*Aim of the task*: As you look over the data below, please find each line where the word "Target" appears, then copy it.

== Segment start ==

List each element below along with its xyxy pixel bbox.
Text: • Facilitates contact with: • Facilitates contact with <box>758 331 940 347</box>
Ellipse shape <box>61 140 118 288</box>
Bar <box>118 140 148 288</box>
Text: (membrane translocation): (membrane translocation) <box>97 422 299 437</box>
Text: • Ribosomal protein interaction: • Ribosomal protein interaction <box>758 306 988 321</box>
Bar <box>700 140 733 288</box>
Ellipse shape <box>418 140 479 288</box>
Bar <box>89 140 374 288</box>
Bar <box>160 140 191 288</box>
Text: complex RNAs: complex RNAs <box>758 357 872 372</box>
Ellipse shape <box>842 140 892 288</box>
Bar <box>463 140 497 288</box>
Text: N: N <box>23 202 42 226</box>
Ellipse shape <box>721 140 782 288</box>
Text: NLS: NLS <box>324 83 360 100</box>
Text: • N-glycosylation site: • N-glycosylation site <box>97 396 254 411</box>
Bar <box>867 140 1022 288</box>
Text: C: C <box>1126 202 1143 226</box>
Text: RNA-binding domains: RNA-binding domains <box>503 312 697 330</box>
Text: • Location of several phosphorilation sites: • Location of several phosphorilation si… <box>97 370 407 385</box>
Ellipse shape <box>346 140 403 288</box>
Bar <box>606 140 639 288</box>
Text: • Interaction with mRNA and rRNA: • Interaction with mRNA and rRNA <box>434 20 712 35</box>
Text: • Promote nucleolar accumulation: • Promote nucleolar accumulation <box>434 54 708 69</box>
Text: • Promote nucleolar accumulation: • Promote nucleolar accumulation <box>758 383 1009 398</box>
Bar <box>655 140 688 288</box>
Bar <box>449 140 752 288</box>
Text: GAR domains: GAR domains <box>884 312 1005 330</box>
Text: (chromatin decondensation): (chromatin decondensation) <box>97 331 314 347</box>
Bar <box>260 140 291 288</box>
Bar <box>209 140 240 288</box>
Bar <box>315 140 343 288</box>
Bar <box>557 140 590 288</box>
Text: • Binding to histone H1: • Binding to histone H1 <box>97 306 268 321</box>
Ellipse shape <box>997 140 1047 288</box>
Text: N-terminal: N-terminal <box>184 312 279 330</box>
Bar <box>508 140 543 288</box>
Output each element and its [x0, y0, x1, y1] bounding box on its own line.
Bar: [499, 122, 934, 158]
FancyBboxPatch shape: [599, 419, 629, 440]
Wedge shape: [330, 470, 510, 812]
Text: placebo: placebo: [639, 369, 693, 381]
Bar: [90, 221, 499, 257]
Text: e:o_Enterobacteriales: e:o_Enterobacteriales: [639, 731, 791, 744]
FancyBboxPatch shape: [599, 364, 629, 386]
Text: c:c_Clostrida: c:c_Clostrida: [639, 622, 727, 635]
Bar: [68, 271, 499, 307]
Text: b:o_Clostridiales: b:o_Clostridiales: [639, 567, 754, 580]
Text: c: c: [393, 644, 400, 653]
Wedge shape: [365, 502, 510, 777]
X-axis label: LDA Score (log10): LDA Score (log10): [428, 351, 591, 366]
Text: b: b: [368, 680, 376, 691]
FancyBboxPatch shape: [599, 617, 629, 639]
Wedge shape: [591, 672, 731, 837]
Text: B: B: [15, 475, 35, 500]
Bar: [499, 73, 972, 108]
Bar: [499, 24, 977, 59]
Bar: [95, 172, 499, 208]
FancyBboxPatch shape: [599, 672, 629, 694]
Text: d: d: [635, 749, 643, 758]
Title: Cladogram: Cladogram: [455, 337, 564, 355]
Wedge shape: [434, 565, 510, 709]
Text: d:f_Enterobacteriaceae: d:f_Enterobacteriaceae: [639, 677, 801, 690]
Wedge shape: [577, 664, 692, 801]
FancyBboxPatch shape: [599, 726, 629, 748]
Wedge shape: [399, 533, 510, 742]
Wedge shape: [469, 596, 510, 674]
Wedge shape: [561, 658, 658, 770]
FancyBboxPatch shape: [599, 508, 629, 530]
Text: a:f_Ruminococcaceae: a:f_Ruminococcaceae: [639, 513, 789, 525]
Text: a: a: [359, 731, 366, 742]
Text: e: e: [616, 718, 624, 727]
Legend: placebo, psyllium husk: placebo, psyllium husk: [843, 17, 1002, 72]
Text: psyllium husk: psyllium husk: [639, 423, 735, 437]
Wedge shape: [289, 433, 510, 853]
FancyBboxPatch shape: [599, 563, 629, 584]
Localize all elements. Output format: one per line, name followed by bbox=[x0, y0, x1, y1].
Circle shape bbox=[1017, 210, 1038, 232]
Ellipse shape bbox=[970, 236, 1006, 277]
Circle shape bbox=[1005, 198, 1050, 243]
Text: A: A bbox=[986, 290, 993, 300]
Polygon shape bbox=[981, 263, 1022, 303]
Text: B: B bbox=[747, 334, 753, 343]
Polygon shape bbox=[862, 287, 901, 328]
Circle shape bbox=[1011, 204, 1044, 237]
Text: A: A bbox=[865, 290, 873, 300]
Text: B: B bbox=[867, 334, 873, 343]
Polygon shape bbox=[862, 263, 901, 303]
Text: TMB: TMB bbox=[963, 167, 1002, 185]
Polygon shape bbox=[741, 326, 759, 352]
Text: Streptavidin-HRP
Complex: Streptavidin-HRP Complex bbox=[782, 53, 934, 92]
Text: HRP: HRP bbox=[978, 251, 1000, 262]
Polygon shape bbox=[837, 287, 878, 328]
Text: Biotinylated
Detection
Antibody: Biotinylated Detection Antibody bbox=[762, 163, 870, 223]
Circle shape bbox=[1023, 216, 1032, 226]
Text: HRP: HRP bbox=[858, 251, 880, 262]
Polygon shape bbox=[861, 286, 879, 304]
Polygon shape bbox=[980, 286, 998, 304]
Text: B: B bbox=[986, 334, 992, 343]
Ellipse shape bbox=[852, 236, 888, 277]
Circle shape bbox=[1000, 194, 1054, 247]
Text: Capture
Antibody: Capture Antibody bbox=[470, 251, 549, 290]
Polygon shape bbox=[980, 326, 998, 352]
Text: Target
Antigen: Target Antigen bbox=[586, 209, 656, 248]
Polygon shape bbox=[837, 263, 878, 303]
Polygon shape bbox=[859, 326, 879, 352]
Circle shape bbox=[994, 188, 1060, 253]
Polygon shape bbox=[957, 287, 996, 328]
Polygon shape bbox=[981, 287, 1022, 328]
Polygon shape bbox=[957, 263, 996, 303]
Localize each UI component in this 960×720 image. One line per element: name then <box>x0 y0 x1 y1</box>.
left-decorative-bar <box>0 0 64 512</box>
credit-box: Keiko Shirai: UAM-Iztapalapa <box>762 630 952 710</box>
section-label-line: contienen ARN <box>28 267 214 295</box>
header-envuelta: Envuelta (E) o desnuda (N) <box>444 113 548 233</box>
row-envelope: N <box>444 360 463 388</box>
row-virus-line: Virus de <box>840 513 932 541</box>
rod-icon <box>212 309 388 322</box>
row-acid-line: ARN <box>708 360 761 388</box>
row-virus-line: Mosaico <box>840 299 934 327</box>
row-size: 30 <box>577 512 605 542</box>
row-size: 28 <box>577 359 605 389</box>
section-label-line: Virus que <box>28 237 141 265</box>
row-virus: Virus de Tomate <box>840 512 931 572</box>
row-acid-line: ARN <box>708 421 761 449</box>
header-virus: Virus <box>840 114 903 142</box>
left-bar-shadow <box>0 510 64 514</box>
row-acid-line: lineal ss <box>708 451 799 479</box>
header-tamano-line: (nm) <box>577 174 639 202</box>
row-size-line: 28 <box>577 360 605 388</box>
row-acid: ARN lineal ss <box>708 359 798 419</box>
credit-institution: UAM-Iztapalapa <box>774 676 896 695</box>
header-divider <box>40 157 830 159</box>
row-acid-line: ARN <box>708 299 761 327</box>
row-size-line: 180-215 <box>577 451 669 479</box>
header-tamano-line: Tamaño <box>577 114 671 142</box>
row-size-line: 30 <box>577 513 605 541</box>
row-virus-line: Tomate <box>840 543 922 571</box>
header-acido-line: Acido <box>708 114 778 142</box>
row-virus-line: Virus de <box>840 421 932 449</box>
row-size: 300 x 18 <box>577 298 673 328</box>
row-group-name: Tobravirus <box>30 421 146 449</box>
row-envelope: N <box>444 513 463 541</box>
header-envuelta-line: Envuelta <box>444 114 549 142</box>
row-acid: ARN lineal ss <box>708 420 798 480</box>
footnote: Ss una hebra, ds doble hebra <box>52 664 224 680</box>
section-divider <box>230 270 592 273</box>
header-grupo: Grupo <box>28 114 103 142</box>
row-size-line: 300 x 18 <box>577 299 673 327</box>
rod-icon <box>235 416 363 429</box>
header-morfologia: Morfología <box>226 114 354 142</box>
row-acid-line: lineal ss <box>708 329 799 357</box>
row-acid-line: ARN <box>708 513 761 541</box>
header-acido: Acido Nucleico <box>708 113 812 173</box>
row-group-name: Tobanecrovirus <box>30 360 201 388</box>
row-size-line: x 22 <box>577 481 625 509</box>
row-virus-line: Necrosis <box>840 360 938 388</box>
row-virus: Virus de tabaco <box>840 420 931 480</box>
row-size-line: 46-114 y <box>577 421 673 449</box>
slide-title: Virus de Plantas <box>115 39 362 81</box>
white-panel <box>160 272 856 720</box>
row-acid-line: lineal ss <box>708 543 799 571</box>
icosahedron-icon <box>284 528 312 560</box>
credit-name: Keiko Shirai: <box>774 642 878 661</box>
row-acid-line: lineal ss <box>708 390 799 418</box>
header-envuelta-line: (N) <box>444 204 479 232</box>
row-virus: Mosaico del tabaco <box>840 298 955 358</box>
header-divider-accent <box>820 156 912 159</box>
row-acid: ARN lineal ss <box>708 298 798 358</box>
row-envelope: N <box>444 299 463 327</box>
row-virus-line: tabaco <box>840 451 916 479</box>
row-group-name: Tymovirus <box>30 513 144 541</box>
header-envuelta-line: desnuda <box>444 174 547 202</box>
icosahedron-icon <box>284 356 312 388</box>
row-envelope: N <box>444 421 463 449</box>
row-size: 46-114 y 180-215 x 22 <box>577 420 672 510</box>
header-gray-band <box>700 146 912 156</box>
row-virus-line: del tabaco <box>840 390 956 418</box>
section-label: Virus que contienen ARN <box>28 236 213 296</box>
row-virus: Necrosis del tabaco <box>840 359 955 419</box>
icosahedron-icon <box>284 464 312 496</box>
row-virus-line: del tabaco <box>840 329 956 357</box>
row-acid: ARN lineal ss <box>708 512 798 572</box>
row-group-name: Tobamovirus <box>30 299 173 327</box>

== Segment end ==

*Completed task*:
Text: Target
Antigen: Target Antigen bbox=[586, 209, 656, 248]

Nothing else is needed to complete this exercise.